◆ LISTED ENTRIES ◆
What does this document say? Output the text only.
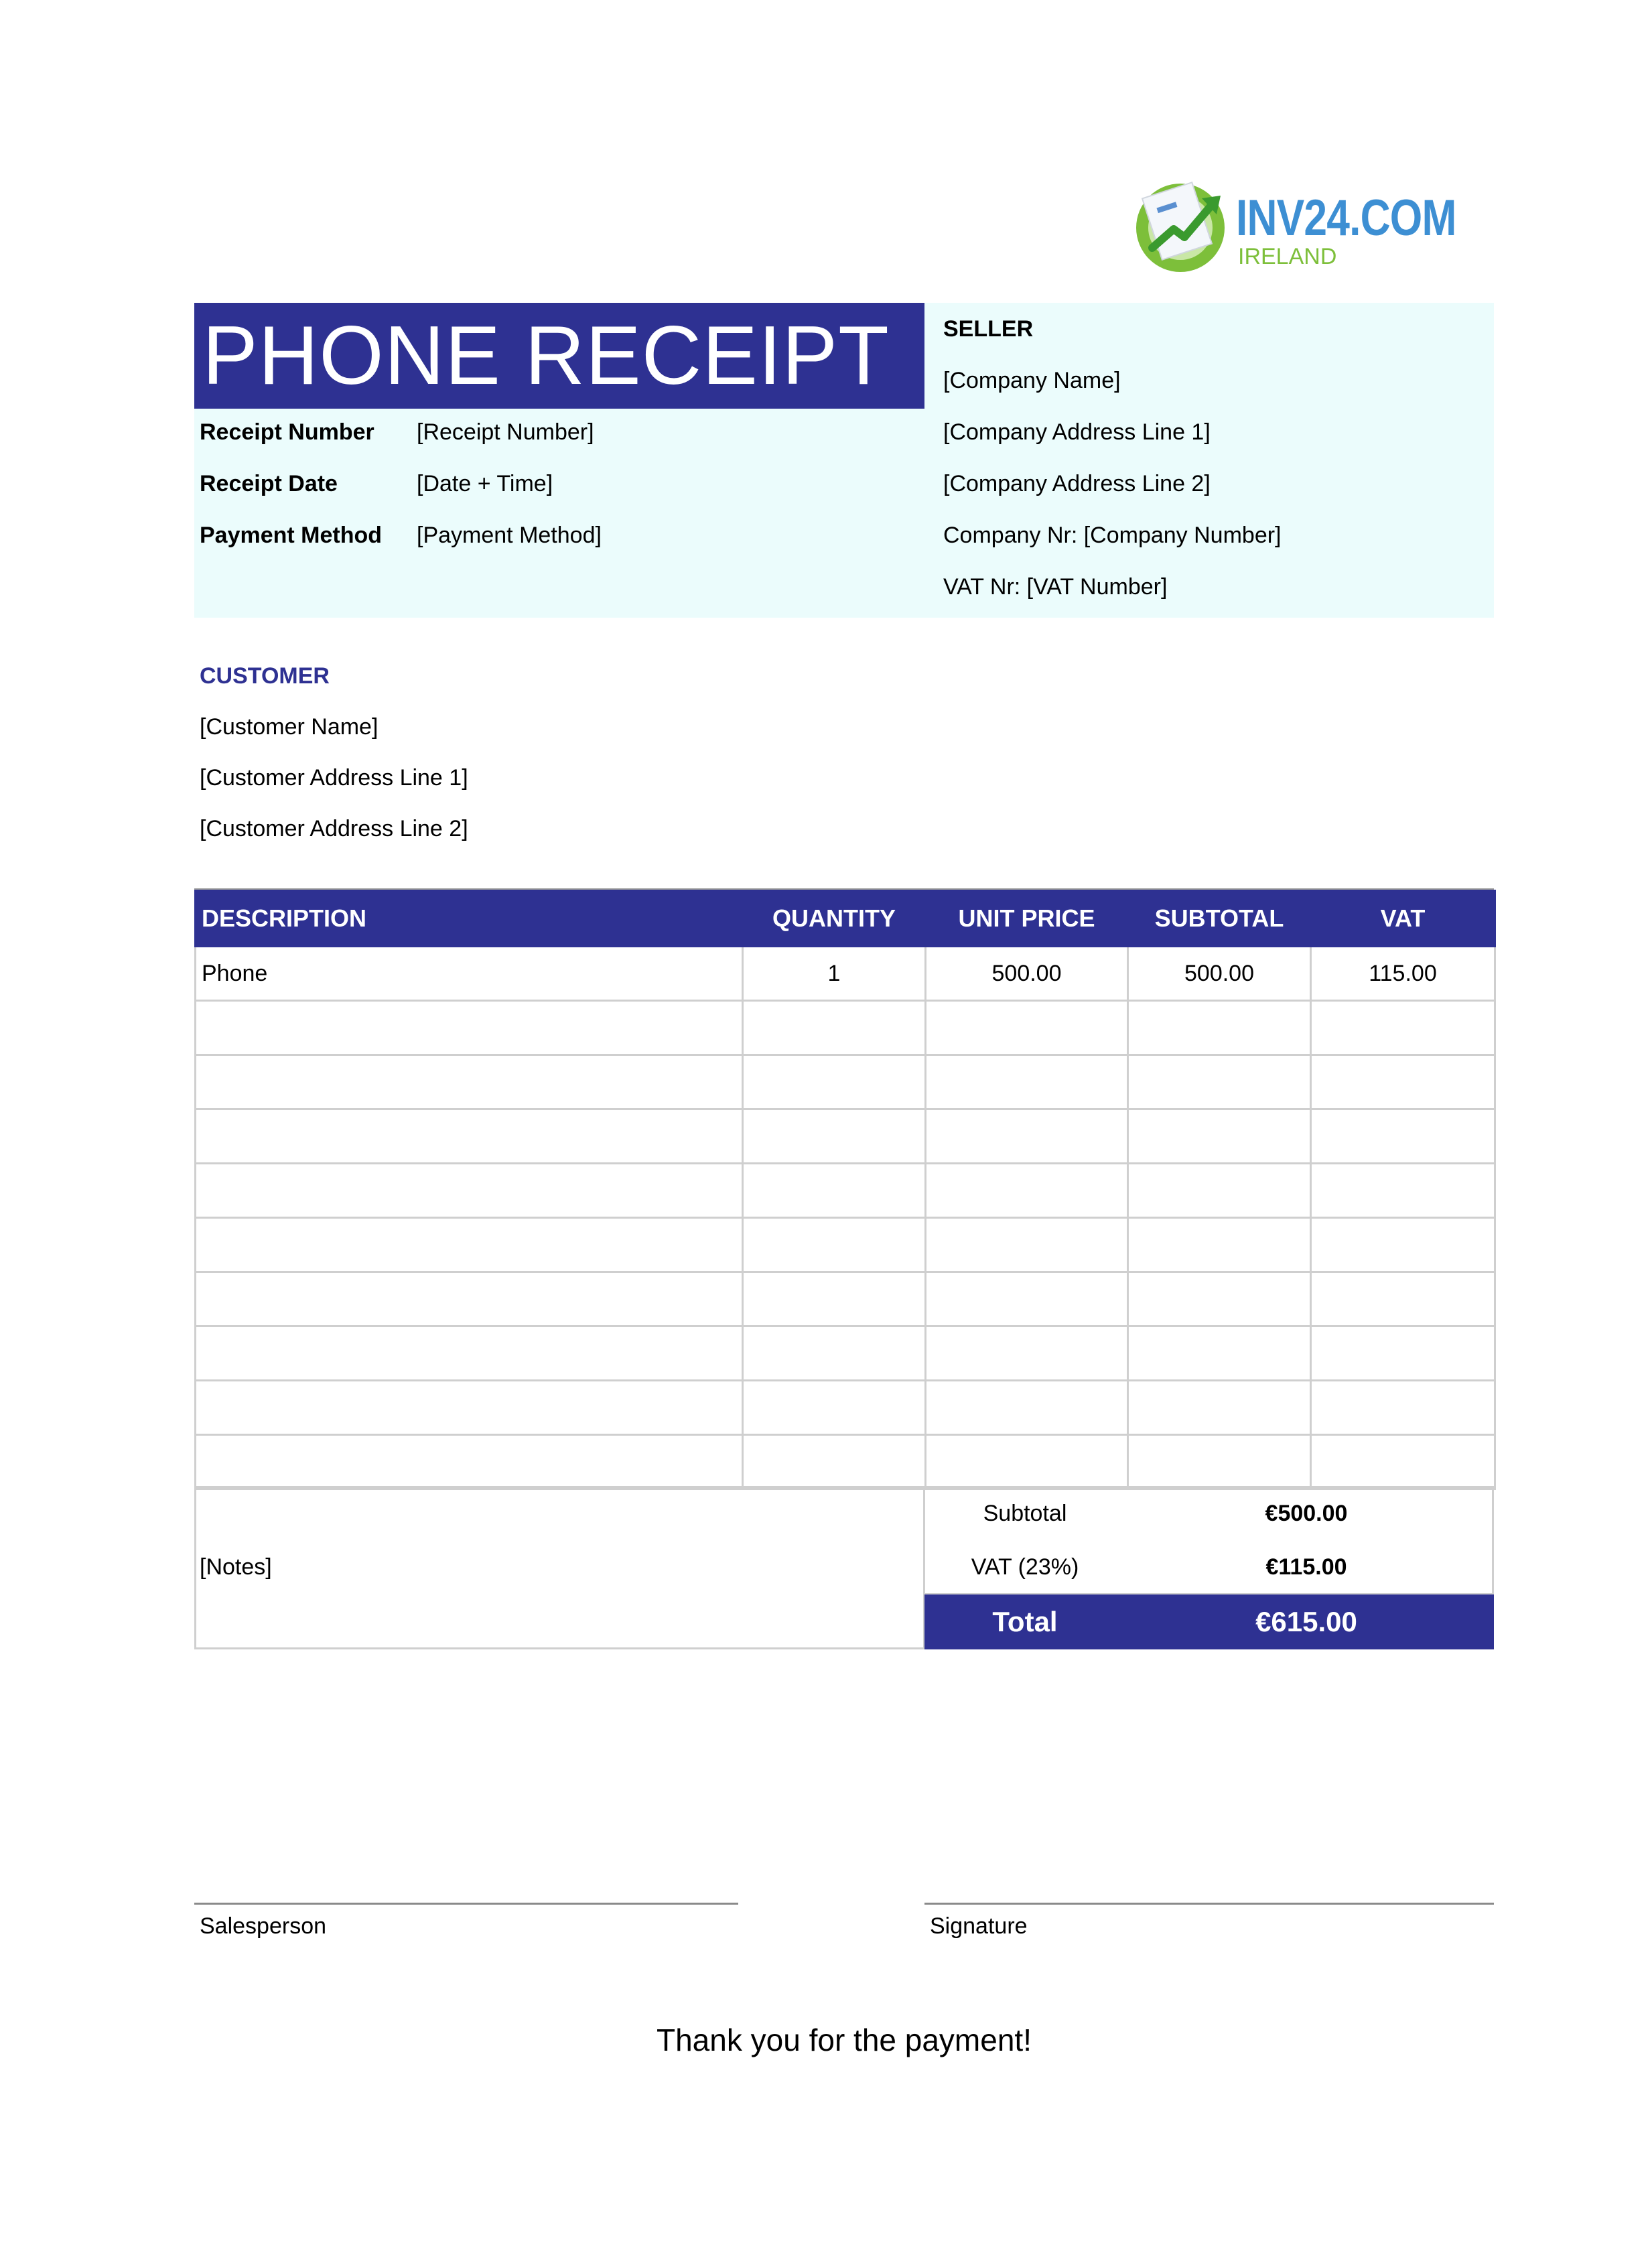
INV24.COM
IRELAND
PHONE RECEIPT
Receipt Number [Receipt Number]
Receipt Date	[Date + Time]
Payment Method [Payment Method]
SELLER
[Company Name]
[Company Address Line 1]
[Company Address Line 2]
Company Nr: [Company Number]
VAT Nr: [VAT Number]
CUSTOMER
[Customer Name]
[Customer Address Line 1]
[Customer Address Line 2]
DESCRIPTION	QUANTITY	UNIT PRICE	SUBTOTAL	VAT
Phone	1	500.00	500.00	115.00

[Notes]
Subtotal	€500.00
VAT (23%)	€115.00
Total	€615.00
Salesperson	Signature
Thank you for the payment!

◆ REQUIREMENTS ◆
Transcribe the records verbatim and omit the images.

◆ FINISHED EXERCISE ◆
What does this document say? Output the text only.
INV24.COM
IRELAND
PHONE RECEIPT
Receipt Number [Receipt Number]
Receipt Date	[Date + Time]
Payment Method [Payment Method]
SELLER
[Company Name]
[Company Address Line 1]
[Company Address Line 2]
Company Nr: [Company Number]
VAT Nr: [VAT Number]
CUSTOMER
[Customer Name]
[Customer Address Line 1]
[Customer Address Line 2]
DESCRIPTION	QUANTITY	UNIT PRICE	SUBTOTAL	VAT
Phone	1	500.00	500.00	115.00

[Notes]
Subtotal	€500.00
VAT (23%)	€115.00
Total	€615.00
Salesperson	Signature
Thank you for the payment!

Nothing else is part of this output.